(Excerpt from a dataset)
↓

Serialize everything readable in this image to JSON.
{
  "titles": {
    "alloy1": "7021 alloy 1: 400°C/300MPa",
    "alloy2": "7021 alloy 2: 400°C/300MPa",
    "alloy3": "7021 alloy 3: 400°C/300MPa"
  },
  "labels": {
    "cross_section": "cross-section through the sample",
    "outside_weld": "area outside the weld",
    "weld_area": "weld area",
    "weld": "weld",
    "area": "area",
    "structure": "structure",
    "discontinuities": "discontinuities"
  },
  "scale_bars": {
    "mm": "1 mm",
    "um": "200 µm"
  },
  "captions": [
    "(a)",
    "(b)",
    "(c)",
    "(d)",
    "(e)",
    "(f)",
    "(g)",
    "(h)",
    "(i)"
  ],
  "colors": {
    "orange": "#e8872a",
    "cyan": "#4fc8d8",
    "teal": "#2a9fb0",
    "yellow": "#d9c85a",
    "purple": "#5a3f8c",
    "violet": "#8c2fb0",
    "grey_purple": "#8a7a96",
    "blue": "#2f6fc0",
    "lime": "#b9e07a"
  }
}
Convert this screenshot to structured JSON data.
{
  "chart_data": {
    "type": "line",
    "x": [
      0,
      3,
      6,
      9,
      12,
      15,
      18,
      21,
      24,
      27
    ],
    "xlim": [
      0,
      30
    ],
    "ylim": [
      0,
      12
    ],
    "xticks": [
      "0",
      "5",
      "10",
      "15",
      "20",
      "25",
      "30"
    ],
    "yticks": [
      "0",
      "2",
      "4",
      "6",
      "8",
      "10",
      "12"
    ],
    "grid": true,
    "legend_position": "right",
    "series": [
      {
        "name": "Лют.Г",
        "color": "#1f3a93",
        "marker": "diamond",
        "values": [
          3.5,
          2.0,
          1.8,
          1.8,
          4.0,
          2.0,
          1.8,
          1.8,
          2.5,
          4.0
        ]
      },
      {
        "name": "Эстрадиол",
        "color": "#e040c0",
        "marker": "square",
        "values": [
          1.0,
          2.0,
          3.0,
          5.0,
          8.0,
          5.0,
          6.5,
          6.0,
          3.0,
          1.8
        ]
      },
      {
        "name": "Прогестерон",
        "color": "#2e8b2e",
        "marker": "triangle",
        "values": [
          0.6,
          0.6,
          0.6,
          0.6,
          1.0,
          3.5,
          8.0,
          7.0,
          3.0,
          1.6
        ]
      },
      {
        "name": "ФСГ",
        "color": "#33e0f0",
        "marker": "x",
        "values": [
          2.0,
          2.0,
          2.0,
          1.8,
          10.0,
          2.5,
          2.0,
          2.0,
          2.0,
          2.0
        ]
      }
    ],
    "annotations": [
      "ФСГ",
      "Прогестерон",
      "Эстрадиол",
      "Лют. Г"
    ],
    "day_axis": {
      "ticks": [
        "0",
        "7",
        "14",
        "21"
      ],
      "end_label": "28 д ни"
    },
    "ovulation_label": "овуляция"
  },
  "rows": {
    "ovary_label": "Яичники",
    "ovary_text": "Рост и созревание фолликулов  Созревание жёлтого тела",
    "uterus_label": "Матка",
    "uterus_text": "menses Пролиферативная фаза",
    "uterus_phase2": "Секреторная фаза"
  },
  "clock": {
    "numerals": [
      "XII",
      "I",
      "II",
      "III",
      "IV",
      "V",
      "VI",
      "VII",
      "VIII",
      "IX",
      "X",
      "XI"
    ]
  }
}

↑

> _PROBLEM REQUIREMENTS_:
Using the data above, say how many lines include "area". No other reply is needed.

> _FINISHED EXERCISE_:
3